[Start ENTRIES]
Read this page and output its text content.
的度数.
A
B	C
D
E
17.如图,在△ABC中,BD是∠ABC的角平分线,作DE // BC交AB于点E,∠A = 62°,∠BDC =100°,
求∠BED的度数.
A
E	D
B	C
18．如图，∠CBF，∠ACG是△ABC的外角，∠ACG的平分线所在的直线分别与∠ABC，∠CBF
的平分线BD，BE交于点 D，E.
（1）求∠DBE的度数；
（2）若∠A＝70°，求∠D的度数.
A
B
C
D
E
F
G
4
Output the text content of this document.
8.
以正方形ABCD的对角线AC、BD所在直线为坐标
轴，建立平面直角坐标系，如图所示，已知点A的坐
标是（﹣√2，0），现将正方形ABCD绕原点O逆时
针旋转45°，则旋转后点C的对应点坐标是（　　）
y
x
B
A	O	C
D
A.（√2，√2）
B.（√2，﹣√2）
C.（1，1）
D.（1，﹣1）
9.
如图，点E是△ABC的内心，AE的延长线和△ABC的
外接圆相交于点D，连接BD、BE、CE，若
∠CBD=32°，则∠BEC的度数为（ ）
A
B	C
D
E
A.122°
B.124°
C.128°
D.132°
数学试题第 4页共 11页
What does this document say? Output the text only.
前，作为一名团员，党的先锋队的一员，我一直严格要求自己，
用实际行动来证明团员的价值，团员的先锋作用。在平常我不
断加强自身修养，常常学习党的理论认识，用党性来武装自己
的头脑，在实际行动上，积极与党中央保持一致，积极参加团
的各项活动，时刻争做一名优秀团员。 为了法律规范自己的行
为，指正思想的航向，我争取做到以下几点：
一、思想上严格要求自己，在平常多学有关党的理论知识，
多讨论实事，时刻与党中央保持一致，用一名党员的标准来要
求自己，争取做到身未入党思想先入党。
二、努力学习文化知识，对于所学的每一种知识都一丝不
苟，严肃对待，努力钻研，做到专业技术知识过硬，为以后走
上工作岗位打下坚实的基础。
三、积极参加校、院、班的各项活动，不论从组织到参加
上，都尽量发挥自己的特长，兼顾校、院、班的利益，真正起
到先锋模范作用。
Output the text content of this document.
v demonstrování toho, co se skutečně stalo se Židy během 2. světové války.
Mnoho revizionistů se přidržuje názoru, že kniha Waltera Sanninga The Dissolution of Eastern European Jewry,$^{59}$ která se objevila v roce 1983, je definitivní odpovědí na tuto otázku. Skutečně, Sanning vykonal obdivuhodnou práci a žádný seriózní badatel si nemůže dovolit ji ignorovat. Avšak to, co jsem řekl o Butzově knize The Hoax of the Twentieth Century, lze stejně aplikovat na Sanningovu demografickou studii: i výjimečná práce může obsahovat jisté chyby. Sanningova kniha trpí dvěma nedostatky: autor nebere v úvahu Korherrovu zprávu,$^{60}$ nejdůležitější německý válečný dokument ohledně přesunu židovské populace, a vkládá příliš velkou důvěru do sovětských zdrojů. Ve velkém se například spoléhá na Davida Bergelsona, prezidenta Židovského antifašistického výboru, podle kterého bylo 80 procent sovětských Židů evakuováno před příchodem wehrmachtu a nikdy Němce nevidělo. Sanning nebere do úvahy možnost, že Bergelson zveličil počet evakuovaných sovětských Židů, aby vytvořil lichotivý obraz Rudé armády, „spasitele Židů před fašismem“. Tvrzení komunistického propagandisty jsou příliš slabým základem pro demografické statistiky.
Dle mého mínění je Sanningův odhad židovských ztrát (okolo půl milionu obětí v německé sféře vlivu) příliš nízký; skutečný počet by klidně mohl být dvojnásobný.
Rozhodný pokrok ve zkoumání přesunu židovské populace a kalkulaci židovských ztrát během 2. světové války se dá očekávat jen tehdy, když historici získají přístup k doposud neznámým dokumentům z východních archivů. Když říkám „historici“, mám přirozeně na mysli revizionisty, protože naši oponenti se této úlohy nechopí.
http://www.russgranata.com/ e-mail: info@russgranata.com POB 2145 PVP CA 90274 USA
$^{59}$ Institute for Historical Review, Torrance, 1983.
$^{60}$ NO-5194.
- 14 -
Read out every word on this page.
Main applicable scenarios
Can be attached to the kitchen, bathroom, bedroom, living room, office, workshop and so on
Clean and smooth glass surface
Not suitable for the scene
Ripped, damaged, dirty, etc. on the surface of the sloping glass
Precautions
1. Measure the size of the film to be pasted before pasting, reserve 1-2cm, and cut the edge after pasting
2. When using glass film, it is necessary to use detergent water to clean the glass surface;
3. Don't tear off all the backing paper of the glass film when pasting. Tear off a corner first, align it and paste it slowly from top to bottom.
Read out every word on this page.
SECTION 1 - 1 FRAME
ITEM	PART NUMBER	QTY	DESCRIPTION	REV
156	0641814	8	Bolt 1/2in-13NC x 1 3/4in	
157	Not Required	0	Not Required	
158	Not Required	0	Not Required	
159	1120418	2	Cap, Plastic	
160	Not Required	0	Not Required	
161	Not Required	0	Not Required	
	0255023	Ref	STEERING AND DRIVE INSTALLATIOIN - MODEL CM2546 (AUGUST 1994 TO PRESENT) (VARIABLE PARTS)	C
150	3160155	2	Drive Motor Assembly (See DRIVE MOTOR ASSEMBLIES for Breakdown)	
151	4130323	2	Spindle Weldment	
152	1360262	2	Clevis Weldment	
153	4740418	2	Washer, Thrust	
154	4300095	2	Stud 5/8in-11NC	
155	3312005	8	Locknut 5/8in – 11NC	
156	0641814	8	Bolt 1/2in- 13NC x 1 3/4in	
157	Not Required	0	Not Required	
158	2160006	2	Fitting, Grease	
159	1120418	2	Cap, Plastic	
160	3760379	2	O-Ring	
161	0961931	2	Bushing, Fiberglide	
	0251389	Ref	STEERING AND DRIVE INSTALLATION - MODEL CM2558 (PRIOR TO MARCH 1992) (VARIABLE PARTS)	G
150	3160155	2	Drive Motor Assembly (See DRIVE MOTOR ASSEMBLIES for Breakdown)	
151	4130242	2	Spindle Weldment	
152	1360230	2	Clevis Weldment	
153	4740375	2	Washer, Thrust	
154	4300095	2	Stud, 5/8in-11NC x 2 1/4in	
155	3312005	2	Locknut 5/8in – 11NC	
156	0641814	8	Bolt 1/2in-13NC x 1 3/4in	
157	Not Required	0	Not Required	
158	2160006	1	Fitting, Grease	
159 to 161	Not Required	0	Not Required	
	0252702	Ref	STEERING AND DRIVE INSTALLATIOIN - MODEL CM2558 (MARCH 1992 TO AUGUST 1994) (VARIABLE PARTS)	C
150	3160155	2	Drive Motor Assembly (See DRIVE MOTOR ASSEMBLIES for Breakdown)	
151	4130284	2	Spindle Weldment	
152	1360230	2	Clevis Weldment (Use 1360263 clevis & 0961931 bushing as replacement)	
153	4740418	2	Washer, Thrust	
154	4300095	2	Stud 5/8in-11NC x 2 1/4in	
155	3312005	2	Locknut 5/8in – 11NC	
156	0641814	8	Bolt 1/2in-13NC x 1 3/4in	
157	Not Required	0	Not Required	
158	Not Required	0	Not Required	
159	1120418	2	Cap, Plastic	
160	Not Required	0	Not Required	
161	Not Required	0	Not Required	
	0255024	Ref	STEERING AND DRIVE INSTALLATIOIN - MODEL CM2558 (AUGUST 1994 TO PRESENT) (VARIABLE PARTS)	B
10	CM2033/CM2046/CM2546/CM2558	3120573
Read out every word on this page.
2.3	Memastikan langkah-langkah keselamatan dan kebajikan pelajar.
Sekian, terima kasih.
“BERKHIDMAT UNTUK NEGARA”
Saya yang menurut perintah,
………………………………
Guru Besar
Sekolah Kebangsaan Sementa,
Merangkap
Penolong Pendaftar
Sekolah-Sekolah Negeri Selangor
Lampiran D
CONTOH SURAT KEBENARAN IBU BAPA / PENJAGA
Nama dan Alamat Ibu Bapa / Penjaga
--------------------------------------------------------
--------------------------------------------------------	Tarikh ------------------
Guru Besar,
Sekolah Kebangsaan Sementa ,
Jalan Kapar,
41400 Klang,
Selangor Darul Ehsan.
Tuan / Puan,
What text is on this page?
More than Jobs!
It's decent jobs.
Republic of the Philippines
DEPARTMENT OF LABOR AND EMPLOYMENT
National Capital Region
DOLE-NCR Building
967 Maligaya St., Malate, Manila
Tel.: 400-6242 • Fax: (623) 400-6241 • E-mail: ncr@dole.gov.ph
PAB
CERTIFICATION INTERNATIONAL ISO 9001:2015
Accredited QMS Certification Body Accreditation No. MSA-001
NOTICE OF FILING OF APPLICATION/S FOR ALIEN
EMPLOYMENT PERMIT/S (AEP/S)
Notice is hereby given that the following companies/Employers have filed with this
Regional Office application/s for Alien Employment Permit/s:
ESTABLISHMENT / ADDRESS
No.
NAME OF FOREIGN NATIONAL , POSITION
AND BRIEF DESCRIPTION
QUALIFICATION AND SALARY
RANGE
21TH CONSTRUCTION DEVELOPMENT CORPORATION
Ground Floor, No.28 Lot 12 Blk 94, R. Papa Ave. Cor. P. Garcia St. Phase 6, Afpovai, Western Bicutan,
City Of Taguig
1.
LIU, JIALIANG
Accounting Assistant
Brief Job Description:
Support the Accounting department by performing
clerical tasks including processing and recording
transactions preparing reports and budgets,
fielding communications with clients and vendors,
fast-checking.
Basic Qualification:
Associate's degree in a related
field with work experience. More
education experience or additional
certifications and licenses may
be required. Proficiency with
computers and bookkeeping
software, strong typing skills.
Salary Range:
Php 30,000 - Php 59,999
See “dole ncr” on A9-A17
[End ENTRIES]
• [TASK DESCRIPTION] Extract exactly the lines between the line containing "What text is on this page?" and the end of the data, including both.

• [COMPLETE OUTPUT]
What text is on this page?
More than Jobs!
It's decent jobs.
Republic of the Philippines
DEPARTMENT OF LABOR AND EMPLOYMENT
National Capital Region
DOLE-NCR Building
967 Maligaya St., Malate, Manila
Tel.: 400-6242 • Fax: (623) 400-6241 • E-mail: ncr@dole.gov.ph
PAB
CERTIFICATION INTERNATIONAL ISO 9001:2015
Accredited QMS Certification Body Accreditation No. MSA-001
NOTICE OF FILING OF APPLICATION/S FOR ALIEN
EMPLOYMENT PERMIT/S (AEP/S)
Notice is hereby given that the following companies/Employers have filed with this
Regional Office application/s for Alien Employment Permit/s:
ESTABLISHMENT / ADDRESS
No.
NAME OF FOREIGN NATIONAL , POSITION
AND BRIEF DESCRIPTION
QUALIFICATION AND SALARY
RANGE
21TH CONSTRUCTION DEVELOPMENT CORPORATION
Ground Floor, No.28 Lot 12 Blk 94, R. Papa Ave. Cor. P. Garcia St. Phase 6, Afpovai, Western Bicutan,
City Of Taguig
1.
LIU, JIALIANG
Accounting Assistant
Brief Job Description:
Support the Accounting department by performing
clerical tasks including processing and recording
transactions preparing reports and budgets,
fielding communications with clients and vendors,
fast-checking.
Basic Qualification:
Associate's degree in a related
field with work experience. More
education experience or additional
certifications and licenses may
be required. Proficiency with
computers and bookkeeping
software, strong typing skills.
Salary Range:
Php 30,000 - Php 59,999
See “dole ncr” on A9-A17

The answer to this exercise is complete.